AIM:
Output each line of the material exactly as it stands.

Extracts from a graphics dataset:
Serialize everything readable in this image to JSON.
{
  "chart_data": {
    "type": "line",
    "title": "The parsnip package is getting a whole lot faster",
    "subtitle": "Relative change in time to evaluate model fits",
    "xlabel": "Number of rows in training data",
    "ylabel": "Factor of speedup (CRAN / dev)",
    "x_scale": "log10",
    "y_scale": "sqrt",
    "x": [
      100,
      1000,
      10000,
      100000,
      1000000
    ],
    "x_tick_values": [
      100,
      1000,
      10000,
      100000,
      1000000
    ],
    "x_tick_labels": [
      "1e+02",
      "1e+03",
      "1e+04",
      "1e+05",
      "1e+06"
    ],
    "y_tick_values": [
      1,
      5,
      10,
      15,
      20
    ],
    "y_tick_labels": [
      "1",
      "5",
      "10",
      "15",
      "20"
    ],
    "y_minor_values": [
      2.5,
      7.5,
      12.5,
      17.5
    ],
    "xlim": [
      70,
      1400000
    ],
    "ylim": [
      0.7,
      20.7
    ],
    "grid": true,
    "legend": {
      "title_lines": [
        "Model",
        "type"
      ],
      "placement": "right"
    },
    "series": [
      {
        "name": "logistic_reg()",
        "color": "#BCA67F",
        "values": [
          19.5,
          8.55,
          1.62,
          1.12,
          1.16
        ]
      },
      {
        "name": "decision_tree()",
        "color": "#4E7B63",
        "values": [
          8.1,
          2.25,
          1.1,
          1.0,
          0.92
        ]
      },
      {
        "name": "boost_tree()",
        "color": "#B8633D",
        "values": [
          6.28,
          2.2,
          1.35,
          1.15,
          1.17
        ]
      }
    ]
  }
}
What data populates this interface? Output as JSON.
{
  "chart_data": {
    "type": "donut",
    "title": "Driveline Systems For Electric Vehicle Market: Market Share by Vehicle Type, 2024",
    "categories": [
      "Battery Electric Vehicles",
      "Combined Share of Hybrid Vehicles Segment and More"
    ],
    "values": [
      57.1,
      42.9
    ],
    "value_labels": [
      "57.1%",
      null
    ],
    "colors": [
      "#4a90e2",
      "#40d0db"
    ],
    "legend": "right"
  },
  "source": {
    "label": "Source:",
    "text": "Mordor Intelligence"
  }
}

FULL SOLUTION:
Serialize everything readable in this image to JSON.
{
  "chart_data": {
    "type": "line",
    "title": "The parsnip package is getting a whole lot faster",
    "subtitle": "Relative change in time to evaluate model fits",
    "xlabel": "Number of rows in training data",
    "ylabel": "Factor of speedup (CRAN / dev)",
    "x_scale": "log10",
    "y_scale": "sqrt",
    "x": [
      100,
      1000,
      10000,
      100000,
      1000000
    ],
    "x_tick_values": [
      100,
      1000,
      10000,
      100000,
      1000000
    ],
    "x_tick_labels": [
      "1e+02",
      "1e+03",
      "1e+04",
      "1e+05",
      "1e+06"
    ],
    "y_tick_values": [
      1,
      5,
      10,
      15,
      20
    ],
    "y_tick_labels": [
      "1",
      "5",
      "10",
      "15",
      "20"
    ],
    "y_minor_values": [
      2.5,
      7.5,
      12.5,
      17.5
    ],
    "xlim": [
      70,
      1400000
    ],
    "ylim": [
      0.7,
      20.7
    ],
    "grid": true,
    "legend": {
      "title_lines": [
        "Model",
        "type"
      ],
      "placement": "right"
    },
    "series": [
      {
        "name": "logistic_reg()",
        "color": "#BCA67F",
        "values": [
          19.5,
          8.55,
          1.62,
          1.12,
          1.16
        ]
      },
      {
        "name": "decision_tree()",
        "color": "#4E7B63",
        "values": [
          8.1,
          2.25,
          1.1,
          1.0,
          0.92
        ]
      },
      {
        "name": "boost_tree()",
        "color": "#B8633D",
        "values": [
          6.28,
          2.2,
          1.35,
          1.15,
          1.17
        ]
      }
    ]
  }
}
What data populates this interface? Output as JSON.
{
  "chart_data": {
    "type": "donut",
    "title": "Driveline Systems For Electric Vehicle Market: Market Share by Vehicle Type, 2024",
    "categories": [
      "Battery Electric Vehicles",
      "Combined Share of Hybrid Vehicles Segment and More"
    ],
    "values": [
      57.1,
      42.9
    ],
    "value_labels": [
      "57.1%",
      null
    ],
    "colors": [
      "#4a90e2",
      "#40d0db"
    ],
    "legend": "right"
  },
  "source": {
    "label": "Source:",
    "text": "Mordor Intelligence"
  }
}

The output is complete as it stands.